STATED TASK:
Exactly as they appear, output all of the entries.

[Stored data entries]
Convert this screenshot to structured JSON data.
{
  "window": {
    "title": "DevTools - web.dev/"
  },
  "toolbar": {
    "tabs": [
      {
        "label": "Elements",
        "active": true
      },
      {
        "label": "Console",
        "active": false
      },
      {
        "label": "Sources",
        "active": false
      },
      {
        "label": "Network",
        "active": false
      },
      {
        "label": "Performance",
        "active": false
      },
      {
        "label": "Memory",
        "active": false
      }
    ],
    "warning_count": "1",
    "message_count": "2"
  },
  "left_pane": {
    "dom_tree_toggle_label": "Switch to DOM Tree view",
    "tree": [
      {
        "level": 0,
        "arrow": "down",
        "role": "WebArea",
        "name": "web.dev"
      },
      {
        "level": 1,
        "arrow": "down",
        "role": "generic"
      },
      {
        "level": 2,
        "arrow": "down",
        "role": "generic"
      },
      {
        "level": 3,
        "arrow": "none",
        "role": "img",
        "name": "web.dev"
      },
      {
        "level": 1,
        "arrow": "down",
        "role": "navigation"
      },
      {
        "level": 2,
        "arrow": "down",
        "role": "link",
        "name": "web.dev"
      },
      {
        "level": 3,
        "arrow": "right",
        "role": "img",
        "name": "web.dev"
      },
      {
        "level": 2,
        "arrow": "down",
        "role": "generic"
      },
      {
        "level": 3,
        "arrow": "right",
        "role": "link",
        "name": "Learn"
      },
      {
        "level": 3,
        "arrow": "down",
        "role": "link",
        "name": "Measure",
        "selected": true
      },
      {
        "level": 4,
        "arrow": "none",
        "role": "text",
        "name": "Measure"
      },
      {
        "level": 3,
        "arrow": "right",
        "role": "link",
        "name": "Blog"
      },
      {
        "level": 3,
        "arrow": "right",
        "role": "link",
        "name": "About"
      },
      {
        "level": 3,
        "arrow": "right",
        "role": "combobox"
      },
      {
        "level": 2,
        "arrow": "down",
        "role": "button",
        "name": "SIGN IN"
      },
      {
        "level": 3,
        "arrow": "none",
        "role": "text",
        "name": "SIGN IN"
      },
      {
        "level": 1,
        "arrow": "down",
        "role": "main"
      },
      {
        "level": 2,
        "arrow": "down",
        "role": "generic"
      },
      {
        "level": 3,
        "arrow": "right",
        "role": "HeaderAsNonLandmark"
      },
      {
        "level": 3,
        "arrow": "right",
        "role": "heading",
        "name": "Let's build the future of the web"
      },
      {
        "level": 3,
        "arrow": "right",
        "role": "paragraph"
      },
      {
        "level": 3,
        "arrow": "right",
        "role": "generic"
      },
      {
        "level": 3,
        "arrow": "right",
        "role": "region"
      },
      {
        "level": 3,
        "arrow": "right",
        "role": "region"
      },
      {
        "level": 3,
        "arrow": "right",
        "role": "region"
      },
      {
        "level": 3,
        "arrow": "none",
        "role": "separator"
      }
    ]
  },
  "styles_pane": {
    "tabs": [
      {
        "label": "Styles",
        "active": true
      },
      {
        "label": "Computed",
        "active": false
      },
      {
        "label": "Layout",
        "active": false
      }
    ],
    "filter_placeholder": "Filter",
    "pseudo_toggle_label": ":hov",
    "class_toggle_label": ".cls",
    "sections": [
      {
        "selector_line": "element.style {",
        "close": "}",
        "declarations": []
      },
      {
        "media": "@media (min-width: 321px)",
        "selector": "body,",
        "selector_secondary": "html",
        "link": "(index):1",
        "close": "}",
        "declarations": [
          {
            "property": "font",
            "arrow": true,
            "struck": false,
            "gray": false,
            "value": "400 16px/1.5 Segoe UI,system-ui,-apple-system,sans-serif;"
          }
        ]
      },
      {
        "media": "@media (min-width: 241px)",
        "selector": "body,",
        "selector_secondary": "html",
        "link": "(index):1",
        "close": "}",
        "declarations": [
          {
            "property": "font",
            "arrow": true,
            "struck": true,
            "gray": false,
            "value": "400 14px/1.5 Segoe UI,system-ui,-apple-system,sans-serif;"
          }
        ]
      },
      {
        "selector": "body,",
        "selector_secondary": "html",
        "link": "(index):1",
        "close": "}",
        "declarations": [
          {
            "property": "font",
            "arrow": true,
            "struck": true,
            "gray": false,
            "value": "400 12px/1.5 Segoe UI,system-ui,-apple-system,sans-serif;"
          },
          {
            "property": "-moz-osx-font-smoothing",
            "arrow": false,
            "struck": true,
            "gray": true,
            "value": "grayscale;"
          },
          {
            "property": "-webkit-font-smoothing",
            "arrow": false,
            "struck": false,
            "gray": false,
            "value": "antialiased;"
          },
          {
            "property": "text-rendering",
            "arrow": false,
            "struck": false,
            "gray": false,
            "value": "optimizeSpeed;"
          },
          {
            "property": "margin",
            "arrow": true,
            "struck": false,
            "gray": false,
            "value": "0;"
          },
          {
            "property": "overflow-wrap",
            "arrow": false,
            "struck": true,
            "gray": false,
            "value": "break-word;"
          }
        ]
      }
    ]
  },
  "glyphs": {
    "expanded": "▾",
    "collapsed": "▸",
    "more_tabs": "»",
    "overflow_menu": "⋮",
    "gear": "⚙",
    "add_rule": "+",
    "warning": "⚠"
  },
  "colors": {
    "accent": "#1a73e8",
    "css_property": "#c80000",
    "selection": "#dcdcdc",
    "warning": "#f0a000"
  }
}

TASK OUTPUT:
Convert this screenshot to structured JSON data.
{
  "window": {
    "title": "DevTools - web.dev/"
  },
  "toolbar": {
    "tabs": [
      {
        "label": "Elements",
        "active": true
      },
      {
        "label": "Console",
        "active": false
      },
      {
        "label": "Sources",
        "active": false
      },
      {
        "label": "Network",
        "active": false
      },
      {
        "label": "Performance",
        "active": false
      },
      {
        "label": "Memory",
        "active": false
      }
    ],
    "warning_count": "1",
    "message_count": "2"
  },
  "left_pane": {
    "dom_tree_toggle_label": "Switch to DOM Tree view",
    "tree": [
      {
        "level": 0,
        "arrow": "down",
        "role": "WebArea",
        "name": "web.dev"
      },
      {
        "level": 1,
        "arrow": "down",
        "role": "generic"
      },
      {
        "level": 2,
        "arrow": "down",
        "role": "generic"
      },
      {
        "level": 3,
        "arrow": "none",
        "role": "img",
        "name": "web.dev"
      },
      {
        "level": 1,
        "arrow": "down",
        "role": "navigation"
      },
      {
        "level": 2,
        "arrow": "down",
        "role": "link",
        "name": "web.dev"
      },
      {
        "level": 3,
        "arrow": "right",
        "role": "img",
        "name": "web.dev"
      },
      {
        "level": 2,
        "arrow": "down",
        "role": "generic"
      },
      {
        "level": 3,
        "arrow": "right",
        "role": "link",
        "name": "Learn"
      },
      {
        "level": 3,
        "arrow": "down",
        "role": "link",
        "name": "Measure",
        "selected": true
      },
      {
        "level": 4,
        "arrow": "none",
        "role": "text",
        "name": "Measure"
      },
      {
        "level": 3,
        "arrow": "right",
        "role": "link",
        "name": "Blog"
      },
      {
        "level": 3,
        "arrow": "right",
        "role": "link",
        "name": "About"
      },
      {
        "level": 3,
        "arrow": "right",
        "role": "combobox"
      },
      {
        "level": 2,
        "arrow": "down",
        "role": "button",
        "name": "SIGN IN"
      },
      {
        "level": 3,
        "arrow": "none",
        "role": "text",
        "name": "SIGN IN"
      },
      {
        "level": 1,
        "arrow": "down",
        "role": "main"
      },
      {
        "level": 2,
        "arrow": "down",
        "role": "generic"
      },
      {
        "level": 3,
        "arrow": "right",
        "role": "HeaderAsNonLandmark"
      },
      {
        "level": 3,
        "arrow": "right",
        "role": "heading",
        "name": "Let's build the future of the web"
      },
      {
        "level": 3,
        "arrow": "right",
        "role": "paragraph"
      },
      {
        "level": 3,
        "arrow": "right",
        "role": "generic"
      },
      {
        "level": 3,
        "arrow": "right",
        "role": "region"
      },
      {
        "level": 3,
        "arrow": "right",
        "role": "region"
      },
      {
        "level": 3,
        "arrow": "right",
        "role": "region"
      },
      {
        "level": 3,
        "arrow": "none",
        "role": "separator"
      }
    ]
  },
  "styles_pane": {
    "tabs": [
      {
        "label": "Styles",
        "active": true
      },
      {
        "label": "Computed",
        "active": false
      },
      {
        "label": "Layout",
        "active": false
      }
    ],
    "filter_placeholder": "Filter",
    "pseudo_toggle_label": ":hov",
    "class_toggle_label": ".cls",
    "sections": [
      {
        "selector_line": "element.style {",
        "close": "}",
        "declarations": []
      },
      {
        "media": "@media (min-width: 321px)",
        "selector": "body,",
        "selector_secondary": "html",
        "link": "(index):1",
        "close": "}",
        "declarations": [
          {
            "property": "font",
            "arrow": true,
            "struck": false,
            "gray": false,
            "value": "400 16px/1.5 Segoe UI,system-ui,-apple-system,sans-serif;"
          }
        ]
      },
      {
        "media": "@media (min-width: 241px)",
        "selector": "body,",
        "selector_secondary": "html",
        "link": "(index):1",
        "close": "}",
        "declarations": [
          {
            "property": "font",
            "arrow": true,
            "struck": true,
            "gray": false,
            "value": "400 14px/1.5 Segoe UI,system-ui,-apple-system,sans-serif;"
          }
        ]
      },
      {
        "selector": "body,",
        "selector_secondary": "html",
        "link": "(index):1",
        "close": "}",
        "declarations": [
          {
            "property": "font",
            "arrow": true,
            "struck": true,
            "gray": false,
            "value": "400 12px/1.5 Segoe UI,system-ui,-apple-system,sans-serif;"
          },
          {
            "property": "-moz-osx-font-smoothing",
            "arrow": false,
            "struck": true,
            "gray": true,
            "value": "grayscale;"
          },
          {
            "property": "-webkit-font-smoothing",
            "arrow": false,
            "struck": false,
            "gray": false,
            "value": "antialiased;"
          },
          {
            "property": "text-rendering",
            "arrow": false,
            "struck": false,
            "gray": false,
            "value": "optimizeSpeed;"
          },
          {
            "property": "margin",
            "arrow": true,
            "struck": false,
            "gray": false,
            "value": "0;"
          },
          {
            "property": "overflow-wrap",
            "arrow": false,
            "struck": true,
            "gray": false,
            "value": "break-word;"
          }
        ]
      }
    ]
  },
  "glyphs": {
    "expanded": "▾",
    "collapsed": "▸",
    "more_tabs": "»",
    "overflow_menu": "⋮",
    "gear": "⚙",
    "add_rule": "+",
    "warning": "⚠"
  },
  "colors": {
    "accent": "#1a73e8",
    "css_property": "#c80000",
    "selection": "#dcdcdc",
    "warning": "#f0a000"
  }
}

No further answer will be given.